- **Task requirements**
Treat the line containing "Read all visible content and emit it as JSON." as the first line and the final line of the material below as the last; reproduce that range exactly.

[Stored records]
--- start ---

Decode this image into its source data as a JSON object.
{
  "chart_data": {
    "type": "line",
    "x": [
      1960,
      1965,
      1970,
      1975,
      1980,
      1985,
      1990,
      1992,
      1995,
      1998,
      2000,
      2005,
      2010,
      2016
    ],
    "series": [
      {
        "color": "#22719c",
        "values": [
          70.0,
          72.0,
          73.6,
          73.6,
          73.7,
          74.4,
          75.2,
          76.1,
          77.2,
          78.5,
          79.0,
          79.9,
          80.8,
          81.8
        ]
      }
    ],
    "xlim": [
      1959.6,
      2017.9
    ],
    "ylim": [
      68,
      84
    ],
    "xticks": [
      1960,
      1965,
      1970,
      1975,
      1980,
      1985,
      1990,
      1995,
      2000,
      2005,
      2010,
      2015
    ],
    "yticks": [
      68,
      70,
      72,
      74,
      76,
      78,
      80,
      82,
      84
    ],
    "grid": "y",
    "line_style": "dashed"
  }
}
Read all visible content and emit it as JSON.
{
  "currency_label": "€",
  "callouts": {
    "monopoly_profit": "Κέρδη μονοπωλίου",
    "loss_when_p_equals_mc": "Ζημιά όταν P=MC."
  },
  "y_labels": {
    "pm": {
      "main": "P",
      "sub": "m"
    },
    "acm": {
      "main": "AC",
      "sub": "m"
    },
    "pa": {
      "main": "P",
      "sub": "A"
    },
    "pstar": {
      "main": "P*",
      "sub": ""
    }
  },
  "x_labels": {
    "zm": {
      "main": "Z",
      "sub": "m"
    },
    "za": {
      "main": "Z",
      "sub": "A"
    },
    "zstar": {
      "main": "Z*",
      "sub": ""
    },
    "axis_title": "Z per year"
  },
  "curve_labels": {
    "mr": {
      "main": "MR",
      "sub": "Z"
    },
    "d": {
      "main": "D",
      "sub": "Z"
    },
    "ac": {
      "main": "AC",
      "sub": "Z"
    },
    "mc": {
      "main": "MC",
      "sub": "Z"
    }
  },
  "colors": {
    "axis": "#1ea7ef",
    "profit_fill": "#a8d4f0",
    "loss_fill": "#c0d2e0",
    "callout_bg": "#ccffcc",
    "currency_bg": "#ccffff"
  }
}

--- end ---

- **Full output**
Read all visible content and emit it as JSON.
{
  "currency_label": "€",
  "callouts": {
    "monopoly_profit": "Κέρδη μονοπωλίου",
    "loss_when_p_equals_mc": "Ζημιά όταν P=MC."
  },
  "y_labels": {
    "pm": {
      "main": "P",
      "sub": "m"
    },
    "acm": {
      "main": "AC",
      "sub": "m"
    },
    "pa": {
      "main": "P",
      "sub": "A"
    },
    "pstar": {
      "main": "P*",
      "sub": ""
    }
  },
  "x_labels": {
    "zm": {
      "main": "Z",
      "sub": "m"
    },
    "za": {
      "main": "Z",
      "sub": "A"
    },
    "zstar": {
      "main": "Z*",
      "sub": ""
    },
    "axis_title": "Z per year"
  },
  "curve_labels": {
    "mr": {
      "main": "MR",
      "sub": "Z"
    },
    "d": {
      "main": "D",
      "sub": "Z"
    },
    "ac": {
      "main": "AC",
      "sub": "Z"
    },
    "mc": {
      "main": "MC",
      "sub": "Z"
    }
  },
  "colors": {
    "axis": "#1ea7ef",
    "profit_fill": "#a8d4f0",
    "loss_fill": "#c0d2e0",
    "callout_bg": "#ccffcc",
    "currency_bg": "#ccffff"
  }
}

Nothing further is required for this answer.